[Excerpts from a layout annotation set]

####################

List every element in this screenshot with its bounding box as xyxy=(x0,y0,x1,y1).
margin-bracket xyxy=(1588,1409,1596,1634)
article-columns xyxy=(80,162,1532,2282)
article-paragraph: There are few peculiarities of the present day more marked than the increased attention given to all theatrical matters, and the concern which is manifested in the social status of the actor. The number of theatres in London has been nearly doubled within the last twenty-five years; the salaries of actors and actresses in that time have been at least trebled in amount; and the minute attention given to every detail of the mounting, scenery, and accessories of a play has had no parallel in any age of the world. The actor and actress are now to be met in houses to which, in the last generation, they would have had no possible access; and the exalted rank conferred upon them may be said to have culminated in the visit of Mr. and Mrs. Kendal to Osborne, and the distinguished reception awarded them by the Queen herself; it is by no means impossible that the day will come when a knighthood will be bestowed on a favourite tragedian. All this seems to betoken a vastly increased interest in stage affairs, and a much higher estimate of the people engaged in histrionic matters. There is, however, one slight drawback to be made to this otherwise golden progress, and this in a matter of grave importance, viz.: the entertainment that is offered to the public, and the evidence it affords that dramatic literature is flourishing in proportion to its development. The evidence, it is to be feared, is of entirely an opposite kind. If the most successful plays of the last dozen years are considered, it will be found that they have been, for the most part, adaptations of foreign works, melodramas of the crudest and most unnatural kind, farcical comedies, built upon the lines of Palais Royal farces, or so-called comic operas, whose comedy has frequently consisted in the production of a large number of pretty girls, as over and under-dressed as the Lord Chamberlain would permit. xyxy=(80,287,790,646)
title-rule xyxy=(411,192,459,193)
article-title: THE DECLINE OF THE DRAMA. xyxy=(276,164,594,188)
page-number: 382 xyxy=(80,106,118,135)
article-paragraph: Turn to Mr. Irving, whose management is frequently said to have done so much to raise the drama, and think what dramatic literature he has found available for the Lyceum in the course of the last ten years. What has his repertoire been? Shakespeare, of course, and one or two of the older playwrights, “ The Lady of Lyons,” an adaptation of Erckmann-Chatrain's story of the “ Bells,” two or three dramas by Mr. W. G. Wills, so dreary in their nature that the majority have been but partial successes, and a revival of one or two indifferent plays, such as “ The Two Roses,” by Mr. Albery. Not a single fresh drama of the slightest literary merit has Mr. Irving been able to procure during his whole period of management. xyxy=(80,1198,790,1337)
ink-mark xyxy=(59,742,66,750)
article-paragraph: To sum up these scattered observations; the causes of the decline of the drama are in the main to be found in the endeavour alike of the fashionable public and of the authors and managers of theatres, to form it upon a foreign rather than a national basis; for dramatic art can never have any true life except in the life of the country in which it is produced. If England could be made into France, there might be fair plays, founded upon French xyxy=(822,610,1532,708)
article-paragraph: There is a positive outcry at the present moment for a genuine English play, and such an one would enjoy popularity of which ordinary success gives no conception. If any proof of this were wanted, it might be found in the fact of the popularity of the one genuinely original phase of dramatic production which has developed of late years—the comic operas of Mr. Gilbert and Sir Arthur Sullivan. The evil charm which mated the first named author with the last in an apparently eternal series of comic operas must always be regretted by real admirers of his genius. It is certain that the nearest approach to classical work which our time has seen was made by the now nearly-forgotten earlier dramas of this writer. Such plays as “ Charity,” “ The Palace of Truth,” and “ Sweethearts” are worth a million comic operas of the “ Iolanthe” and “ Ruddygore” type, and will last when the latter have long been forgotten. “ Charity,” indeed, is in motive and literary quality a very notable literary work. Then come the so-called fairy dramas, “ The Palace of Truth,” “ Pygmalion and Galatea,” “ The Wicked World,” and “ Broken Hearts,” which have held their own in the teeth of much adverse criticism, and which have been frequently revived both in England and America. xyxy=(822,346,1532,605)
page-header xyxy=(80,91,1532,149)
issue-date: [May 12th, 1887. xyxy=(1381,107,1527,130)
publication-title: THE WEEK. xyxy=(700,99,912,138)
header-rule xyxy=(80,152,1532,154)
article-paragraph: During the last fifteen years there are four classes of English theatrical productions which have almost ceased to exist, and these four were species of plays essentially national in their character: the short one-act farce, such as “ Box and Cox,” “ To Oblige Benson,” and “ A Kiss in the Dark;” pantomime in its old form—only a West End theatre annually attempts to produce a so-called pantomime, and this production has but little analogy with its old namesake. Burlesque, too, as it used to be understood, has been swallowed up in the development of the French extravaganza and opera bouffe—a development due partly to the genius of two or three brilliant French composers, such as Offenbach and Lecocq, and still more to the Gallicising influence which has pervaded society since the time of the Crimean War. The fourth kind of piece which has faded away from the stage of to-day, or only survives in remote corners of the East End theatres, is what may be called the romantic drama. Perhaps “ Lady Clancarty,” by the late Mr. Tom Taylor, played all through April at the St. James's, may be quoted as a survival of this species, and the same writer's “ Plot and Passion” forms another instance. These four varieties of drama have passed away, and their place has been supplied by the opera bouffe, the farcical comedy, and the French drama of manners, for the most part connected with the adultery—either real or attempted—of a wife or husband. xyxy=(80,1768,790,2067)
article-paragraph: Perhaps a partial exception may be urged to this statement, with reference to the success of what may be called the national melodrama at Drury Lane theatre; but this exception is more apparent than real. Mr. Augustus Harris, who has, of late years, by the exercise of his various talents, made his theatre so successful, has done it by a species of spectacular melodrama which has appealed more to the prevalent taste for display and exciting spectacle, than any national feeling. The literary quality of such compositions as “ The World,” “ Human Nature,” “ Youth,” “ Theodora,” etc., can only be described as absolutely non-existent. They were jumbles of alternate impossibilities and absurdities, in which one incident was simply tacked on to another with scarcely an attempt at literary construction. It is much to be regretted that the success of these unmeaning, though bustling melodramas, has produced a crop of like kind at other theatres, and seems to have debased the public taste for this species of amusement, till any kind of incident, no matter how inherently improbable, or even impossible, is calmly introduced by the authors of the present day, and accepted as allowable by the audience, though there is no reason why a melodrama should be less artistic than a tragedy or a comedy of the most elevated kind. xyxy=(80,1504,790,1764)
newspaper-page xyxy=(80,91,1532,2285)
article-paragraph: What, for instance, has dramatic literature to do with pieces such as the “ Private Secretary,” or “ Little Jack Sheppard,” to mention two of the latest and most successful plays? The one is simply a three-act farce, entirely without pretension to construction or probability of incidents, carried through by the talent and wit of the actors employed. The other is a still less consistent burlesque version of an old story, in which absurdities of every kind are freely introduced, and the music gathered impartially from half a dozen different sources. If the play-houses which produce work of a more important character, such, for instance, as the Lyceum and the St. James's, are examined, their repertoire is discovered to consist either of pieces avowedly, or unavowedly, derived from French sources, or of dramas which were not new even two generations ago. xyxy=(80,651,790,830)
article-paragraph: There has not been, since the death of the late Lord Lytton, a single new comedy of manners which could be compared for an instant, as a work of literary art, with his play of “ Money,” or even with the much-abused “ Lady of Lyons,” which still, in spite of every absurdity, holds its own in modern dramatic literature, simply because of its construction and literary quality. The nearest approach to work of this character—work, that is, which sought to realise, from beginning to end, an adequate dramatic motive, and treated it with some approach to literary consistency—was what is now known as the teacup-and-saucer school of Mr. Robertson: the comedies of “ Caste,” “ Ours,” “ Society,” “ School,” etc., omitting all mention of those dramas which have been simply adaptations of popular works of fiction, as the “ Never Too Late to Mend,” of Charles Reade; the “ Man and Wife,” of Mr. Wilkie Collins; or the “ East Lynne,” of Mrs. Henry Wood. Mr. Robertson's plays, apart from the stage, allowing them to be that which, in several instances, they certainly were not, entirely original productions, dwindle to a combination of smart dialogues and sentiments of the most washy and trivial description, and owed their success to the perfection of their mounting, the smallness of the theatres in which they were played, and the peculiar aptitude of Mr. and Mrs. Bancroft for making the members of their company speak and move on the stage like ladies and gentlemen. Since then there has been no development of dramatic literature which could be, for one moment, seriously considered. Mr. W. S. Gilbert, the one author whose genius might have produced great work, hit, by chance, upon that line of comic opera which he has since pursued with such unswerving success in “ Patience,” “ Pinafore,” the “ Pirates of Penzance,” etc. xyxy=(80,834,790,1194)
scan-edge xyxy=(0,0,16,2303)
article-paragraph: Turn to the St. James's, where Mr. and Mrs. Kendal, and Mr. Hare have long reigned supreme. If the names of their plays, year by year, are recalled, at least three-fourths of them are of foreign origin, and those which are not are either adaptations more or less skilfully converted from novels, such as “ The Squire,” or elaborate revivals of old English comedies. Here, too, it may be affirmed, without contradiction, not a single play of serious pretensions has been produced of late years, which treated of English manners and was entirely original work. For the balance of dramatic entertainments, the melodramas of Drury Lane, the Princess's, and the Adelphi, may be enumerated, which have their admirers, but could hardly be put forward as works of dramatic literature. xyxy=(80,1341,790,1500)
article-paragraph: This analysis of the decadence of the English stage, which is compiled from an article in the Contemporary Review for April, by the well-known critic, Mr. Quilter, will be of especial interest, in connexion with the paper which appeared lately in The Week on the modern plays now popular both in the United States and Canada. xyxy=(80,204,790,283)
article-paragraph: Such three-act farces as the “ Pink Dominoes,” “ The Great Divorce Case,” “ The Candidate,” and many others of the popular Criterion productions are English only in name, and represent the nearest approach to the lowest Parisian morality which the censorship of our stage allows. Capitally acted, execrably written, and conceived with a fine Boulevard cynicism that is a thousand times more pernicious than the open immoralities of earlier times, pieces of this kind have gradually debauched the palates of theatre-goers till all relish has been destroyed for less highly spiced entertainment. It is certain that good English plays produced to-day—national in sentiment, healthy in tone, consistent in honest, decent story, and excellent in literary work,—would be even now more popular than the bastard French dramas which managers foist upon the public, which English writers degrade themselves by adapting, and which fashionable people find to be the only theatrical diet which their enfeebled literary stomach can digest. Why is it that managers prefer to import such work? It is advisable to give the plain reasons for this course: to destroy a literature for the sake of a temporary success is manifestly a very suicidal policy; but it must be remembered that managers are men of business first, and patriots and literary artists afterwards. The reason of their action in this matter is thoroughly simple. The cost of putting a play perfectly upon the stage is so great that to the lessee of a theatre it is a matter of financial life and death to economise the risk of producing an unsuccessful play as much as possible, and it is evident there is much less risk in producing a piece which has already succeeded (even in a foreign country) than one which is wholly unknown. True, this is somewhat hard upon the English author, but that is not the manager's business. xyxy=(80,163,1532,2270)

####################

SHORT TASK
Please set down the material above word for word, starting at its first line and ending at the line that contains "article-columns xyxy=(80,162,1532,2282)", with both of those lines included.

ANSWER TO THE PROBLEM
List every element in this screenshot with its bounding box as xyxy=(x0,y0,x1,y1).
margin-bracket xyxy=(1588,1409,1596,1634)
article-columns xyxy=(80,162,1532,2282)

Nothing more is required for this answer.